Instruction: Extract all lines from the data beneath that include the word "JSON".

Information given:
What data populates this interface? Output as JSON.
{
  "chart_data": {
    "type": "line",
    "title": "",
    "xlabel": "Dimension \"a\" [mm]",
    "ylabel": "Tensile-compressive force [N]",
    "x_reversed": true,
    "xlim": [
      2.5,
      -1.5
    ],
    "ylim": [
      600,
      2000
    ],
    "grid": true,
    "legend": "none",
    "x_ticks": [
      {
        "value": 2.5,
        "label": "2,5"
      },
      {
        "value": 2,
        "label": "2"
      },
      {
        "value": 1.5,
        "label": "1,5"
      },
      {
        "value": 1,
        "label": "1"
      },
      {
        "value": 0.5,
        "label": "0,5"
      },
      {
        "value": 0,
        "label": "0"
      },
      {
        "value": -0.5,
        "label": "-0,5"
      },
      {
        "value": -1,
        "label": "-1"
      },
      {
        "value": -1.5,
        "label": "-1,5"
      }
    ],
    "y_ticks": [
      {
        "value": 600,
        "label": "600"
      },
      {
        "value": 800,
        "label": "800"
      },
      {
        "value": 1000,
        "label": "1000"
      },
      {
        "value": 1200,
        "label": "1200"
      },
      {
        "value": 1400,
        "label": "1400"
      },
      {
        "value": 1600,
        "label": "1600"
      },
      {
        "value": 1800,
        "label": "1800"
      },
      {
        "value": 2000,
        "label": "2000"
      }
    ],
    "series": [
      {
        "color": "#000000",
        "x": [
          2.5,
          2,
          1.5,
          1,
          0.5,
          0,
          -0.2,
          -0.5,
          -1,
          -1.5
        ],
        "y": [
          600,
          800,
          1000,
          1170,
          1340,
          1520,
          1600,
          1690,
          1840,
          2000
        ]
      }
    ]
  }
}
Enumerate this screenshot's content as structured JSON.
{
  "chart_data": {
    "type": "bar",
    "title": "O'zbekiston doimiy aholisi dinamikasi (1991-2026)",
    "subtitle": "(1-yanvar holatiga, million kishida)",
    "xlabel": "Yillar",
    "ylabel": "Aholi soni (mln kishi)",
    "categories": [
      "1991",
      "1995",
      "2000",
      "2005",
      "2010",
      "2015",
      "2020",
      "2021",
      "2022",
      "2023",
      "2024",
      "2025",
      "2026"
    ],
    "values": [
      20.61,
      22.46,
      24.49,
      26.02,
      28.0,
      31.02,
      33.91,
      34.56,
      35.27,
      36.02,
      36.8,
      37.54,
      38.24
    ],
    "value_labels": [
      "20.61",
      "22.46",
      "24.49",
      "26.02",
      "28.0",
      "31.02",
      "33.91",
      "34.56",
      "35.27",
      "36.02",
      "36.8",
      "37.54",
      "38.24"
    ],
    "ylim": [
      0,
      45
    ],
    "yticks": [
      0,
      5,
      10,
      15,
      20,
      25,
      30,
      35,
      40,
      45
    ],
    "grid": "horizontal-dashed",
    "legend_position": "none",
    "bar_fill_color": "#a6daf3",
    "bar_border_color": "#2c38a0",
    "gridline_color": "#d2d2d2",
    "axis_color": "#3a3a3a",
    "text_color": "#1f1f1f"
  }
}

Exercise answer:
What data populates this interface? Output as JSON.
Enumerate this screenshot's content as structured JSON.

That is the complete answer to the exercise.